- _Task prompt_: Each entry that follows must be output without any deviation.

── Given information

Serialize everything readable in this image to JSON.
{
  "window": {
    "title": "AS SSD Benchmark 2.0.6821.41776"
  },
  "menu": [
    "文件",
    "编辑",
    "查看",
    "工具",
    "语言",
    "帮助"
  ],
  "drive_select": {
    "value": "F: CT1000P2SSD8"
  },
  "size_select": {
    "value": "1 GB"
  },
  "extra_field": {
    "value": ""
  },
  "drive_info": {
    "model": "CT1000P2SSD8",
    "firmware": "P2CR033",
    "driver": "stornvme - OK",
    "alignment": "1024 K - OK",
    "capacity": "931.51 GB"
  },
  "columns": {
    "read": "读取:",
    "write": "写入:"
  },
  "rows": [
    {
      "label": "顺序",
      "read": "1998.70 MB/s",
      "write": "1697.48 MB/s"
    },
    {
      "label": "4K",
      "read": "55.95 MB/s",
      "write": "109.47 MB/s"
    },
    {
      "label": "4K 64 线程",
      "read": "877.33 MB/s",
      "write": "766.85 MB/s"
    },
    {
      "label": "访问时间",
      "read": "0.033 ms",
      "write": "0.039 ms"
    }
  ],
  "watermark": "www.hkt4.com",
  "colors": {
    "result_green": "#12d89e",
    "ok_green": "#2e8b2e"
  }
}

────

- _Task answer_:
Serialize everything readable in this image to JSON.
{
  "window": {
    "title": "AS SSD Benchmark 2.0.6821.41776"
  },
  "menu": [
    "文件",
    "编辑",
    "查看",
    "工具",
    "语言",
    "帮助"
  ],
  "drive_select": {
    "value": "F: CT1000P2SSD8"
  },
  "size_select": {
    "value": "1 GB"
  },
  "extra_field": {
    "value": ""
  },
  "drive_info": {
    "model": "CT1000P2SSD8",
    "firmware": "P2CR033",
    "driver": "stornvme - OK",
    "alignment": "1024 K - OK",
    "capacity": "931.51 GB"
  },
  "columns": {
    "read": "读取:",
    "write": "写入:"
  },
  "rows": [
    {
      "label": "顺序",
      "read": "1998.70 MB/s",
      "write": "1697.48 MB/s"
    },
    {
      "label": "4K",
      "read": "55.95 MB/s",
      "write": "109.47 MB/s"
    },
    {
      "label": "4K 64 线程",
      "read": "877.33 MB/s",
      "write": "766.85 MB/s"
    },
    {
      "label": "访问时间",
      "read": "0.033 ms",
      "write": "0.039 ms"
    }
  ],
  "watermark": "www.hkt4.com",
  "colors": {
    "result_green": "#12d89e",
    "ok_green": "#2e8b2e"
  }
}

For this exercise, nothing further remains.